> **Dataset entries**

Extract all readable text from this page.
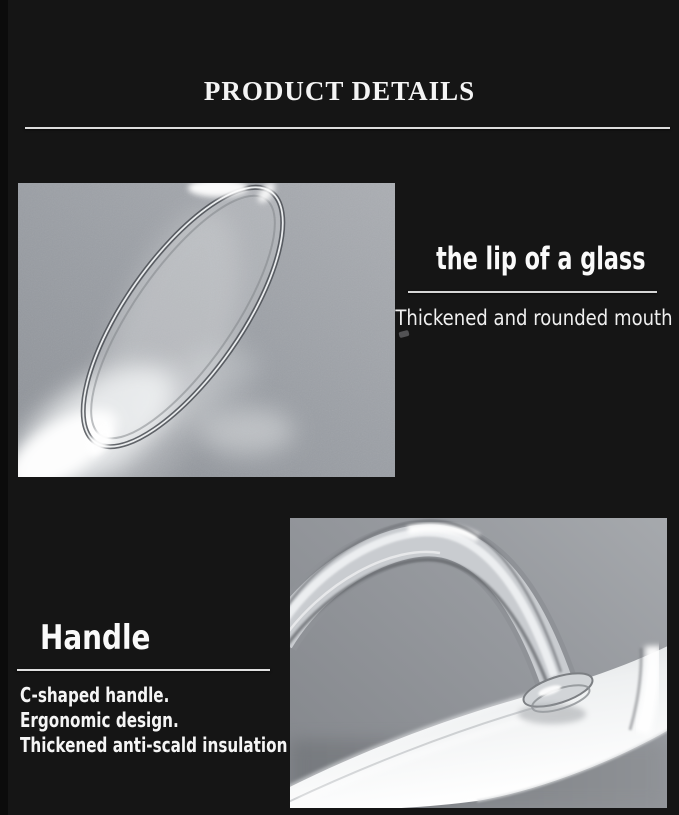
PRODUCT DETAILS
the lip of a glass
Thickened and rounded mouth
Handle
C-shaped handle.
Ergonomic design.
Thickened anti-scald insulation
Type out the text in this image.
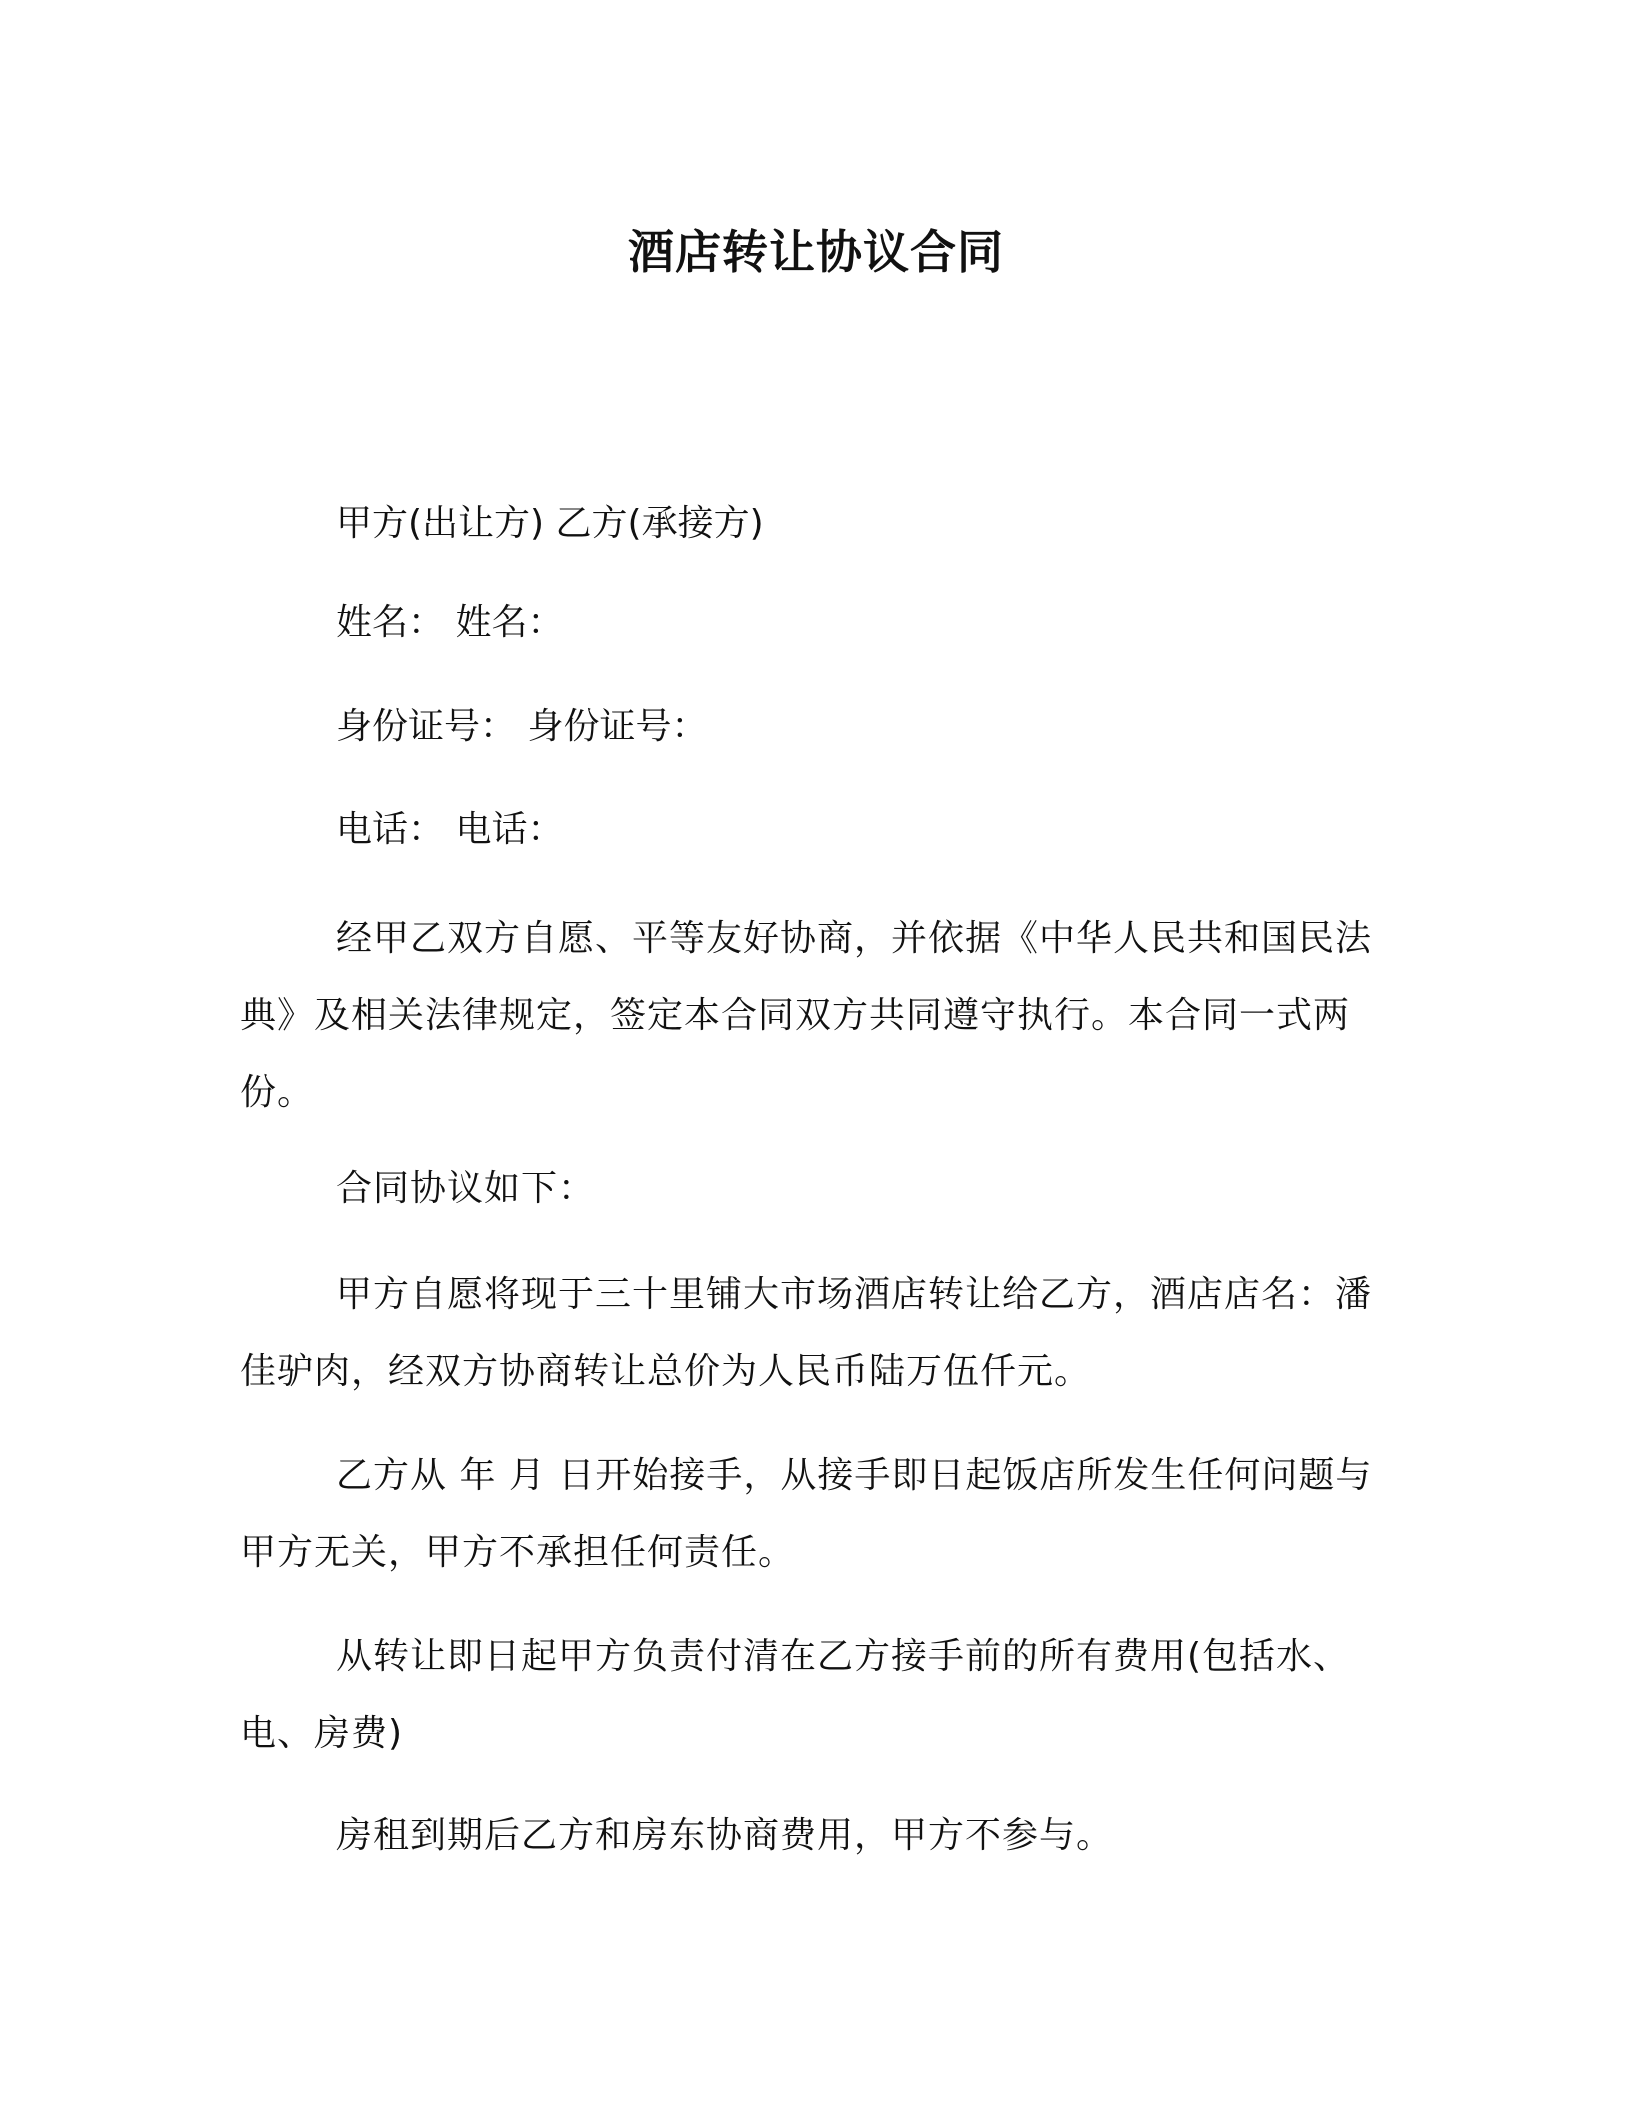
酒店转让协议合同

甲方(出让方) 乙方(承接方)

姓名： 姓名：

身份证号： 身份证号：

电话： 电话：

经甲乙双方自愿、平等友好协商，并依据《中华人民共和国民法典》及相关法律规定，签定本合同双方共同遵守执行。本合同一式两份。

合同协议如下：

甲方自愿将现于三十里铺大市场酒店转让给乙方，酒店店名：潘佳驴肉，经双方协商转让总价为人民币陆万伍仟元。

乙方从 年 月 日开始接手，从接手即日起饭店所发生任何问题与甲方无关，甲方不承担任何责任。

从转让即日起甲方负责付清在乙方接手前的所有费用(包括水、电、房费)

房租到期后乙方和房东协商费用，甲方不参与。
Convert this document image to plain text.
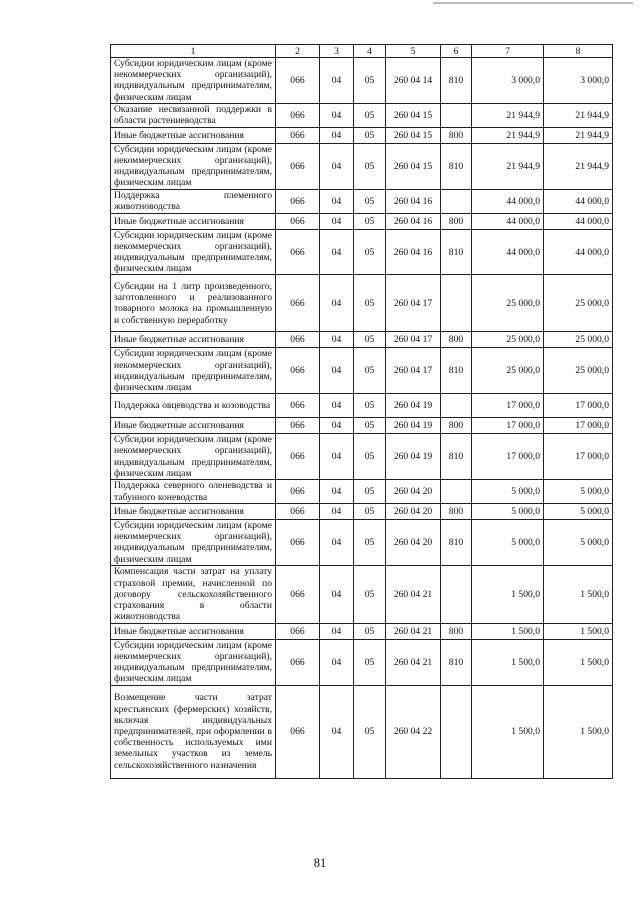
1	2	3	4	5	6	7	8
Субсидии юридическим лицам (кроме некоммерческих организаций), индивидуальным предпринимателям, физическим лицам	066	04	05	260 04 14	810	3 000,0	3 000,0
Оказание несвязанной поддержки в области растениеводства	066	04	05	260 04 15		21 944,9	21 944,9
Иные бюджетные ассигнования	066	04	05	260 04 15	800	21 944,9	21 944,9
Субсидии юридическим лицам (кроме некоммерческих организаций), индивидуальным предпринимателям, физическим лицам	066	04	05	260 04 15	810	21 944,9	21 944,9
Поддержка племенного животноводства	066	04	05	260 04 16		44 000,0	44 000,0
Иные бюджетные ассигнования	066	04	05	260 04 16	800	44 000,0	44 000,0
Субсидии юридическим лицам (кроме некоммерческих организаций), индивидуальным предпринимателям, физическим лицам	066	04	05	260 04 16	810	44 000,0	44 000,0
Субсидии на 1 литр произведенного, заготовленного и реализованного товарного молока на промышленную и собственную переработку	066	04	05	260 04 17		25 000,0	25 000,0
Иные бюджетные ассигнования	066	04	05	260 04 17	800	25 000,0	25 000,0
Субсидии юридическим лицам (кроме некоммерческих организаций), индивидуальным предпринимателям, физическим лицам	066	04	05	260 04 17	810	25 000,0	25 000,0
Поддержка овцеводства и козоводства	066	04	05	260 04 19		17 000,0	17 000,0
Иные бюджетные ассигнования	066	04	05	260 04 19	800	17 000,0	17 000,0
Субсидии юридическим лицам (кроме некоммерческих организаций), индивидуальным предпринимателям, физическим лицам	066	04	05	260 04 19	810	17 000,0	17 000,0
Поддержка северного оленеводства и табунного коневодства	066	04	05	260 04 20		5 000,0	5 000,0
Иные бюджетные ассигнования	066	04	05	260 04 20	800	5 000,0	5 000,0
Субсидии юридическим лицам (кроме некоммерческих организаций), индивидуальным предпринимателям, физическим лицам	066	04	05	260 04 20	810	5 000,0	5 000,0
Компенсация части затрат на уплату страховой премии, начисленной по договору сельскохозяйственного страхования в области животноводства	066	04	05	260 04 21		1 500,0	1 500,0
Иные бюджетные ассигнования	066	04	05	260 04 21	800	1 500,0	1 500,0
Субсидии юридическим лицам (кроме некоммерческих организаций), индивидуальным предпринимателям, физическим лицам	066	04	05	260 04 21	810	1 500,0	1 500,0
Возмещение части затрат крестьянских (фермерских) хозяйств, включая индивидуальных предпринимателей, при оформлении в собственность используемых ими земельных участков из земель сельскохозяйственного назначения	066	04	05	260 04 22		1 500,0	1 500,0
81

> **What you need to do**
Quote the full listing above word for word; exclude every picture from the copy.

> **Task answer**
Extract all readable text from this page.
PRODUCT DETAILS
the lip of a glass
Thickened and rounded mouth
Handle
C-shaped handle.
Ergonomic design.
Thickened anti-scald insulation
Type out the text in this image.
酒店转让协议合同

甲方(出让方) 乙方(承接方)

姓名： 姓名：

身份证号： 身份证号：

电话： 电话：

经甲乙双方自愿、平等友好协商，并依据《中华人民共和国民法典》及相关法律规定，签定本合同双方共同遵守执行。本合同一式两份。

合同协议如下：

甲方自愿将现于三十里铺大市场酒店转让给乙方，酒店店名：潘佳驴肉，经双方协商转让总价为人民币陆万伍仟元。

乙方从 年 月 日开始接手，从接手即日起饭店所发生任何问题与甲方无关，甲方不承担任何责任。

从转让即日起甲方负责付清在乙方接手前的所有费用(包括水、电、房费)

房租到期后乙方和房东协商费用，甲方不参与。
Convert this document image to plain text.
1	2	3	4	5	6	7	8
Субсидии юридическим лицам (кроме некоммерческих организаций), индивидуальным предпринимателям, физическим лицам	066	04	05	260 04 14	810	3 000,0	3 000,0
Оказание несвязанной поддержки в области растениеводства	066	04	05	260 04 15		21 944,9	21 944,9
Иные бюджетные ассигнования	066	04	05	260 04 15	800	21 944,9	21 944,9
Субсидии юридическим лицам (кроме некоммерческих организаций), индивидуальным предпринимателям, физическим лицам	066	04	05	260 04 15	810	21 944,9	21 944,9
Поддержка племенного животноводства	066	04	05	260 04 16		44 000,0	44 000,0
Иные бюджетные ассигнования	066	04	05	260 04 16	800	44 000,0	44 000,0
Субсидии юридическим лицам (кроме некоммерческих организаций), индивидуальным предпринимателям, физическим лицам	066	04	05	260 04 16	810	44 000,0	44 000,0
Субсидии на 1 литр произведенного, заготовленного и реализованного товарного молока на промышленную и собственную переработку	066	04	05	260 04 17		25 000,0	25 000,0
Иные бюджетные ассигнования	066	04	05	260 04 17	800	25 000,0	25 000,0
Субсидии юридическим лицам (кроме некоммерческих организаций), индивидуальным предпринимателям, физическим лицам	066	04	05	260 04 17	810	25 000,0	25 000,0
Поддержка овцеводства и козоводства	066	04	05	260 04 19		17 000,0	17 000,0
Иные бюджетные ассигнования	066	04	05	260 04 19	800	17 000,0	17 000,0
Субсидии юридическим лицам (кроме некоммерческих организаций), индивидуальным предпринимателям, физическим лицам	066	04	05	260 04 19	810	17 000,0	17 000,0
Поддержка северного оленеводства и табунного коневодства	066	04	05	260 04 20		5 000,0	5 000,0
Иные бюджетные ассигнования	066	04	05	260 04 20	800	5 000,0	5 000,0
Субсидии юридическим лицам (кроме некоммерческих организаций), индивидуальным предпринимателям, физическим лицам	066	04	05	260 04 20	810	5 000,0	5 000,0
Компенсация части затрат на уплату страховой премии, начисленной по договору сельскохозяйственного страхования в области животноводства	066	04	05	260 04 21		1 500,0	1 500,0
Иные бюджетные ассигнования	066	04	05	260 04 21	800	1 500,0	1 500,0
Субсидии юридическим лицам (кроме некоммерческих организаций), индивидуальным предпринимателям, физическим лицам	066	04	05	260 04 21	810	1 500,0	1 500,0
Возмещение части затрат крестьянских (фермерских) хозяйств, включая индивидуальных предпринимателей, при оформлении в собственность используемых ими земельных участков из земель сельскохозяйственного назначения	066	04	05	260 04 22		1 500,0	1 500,0
81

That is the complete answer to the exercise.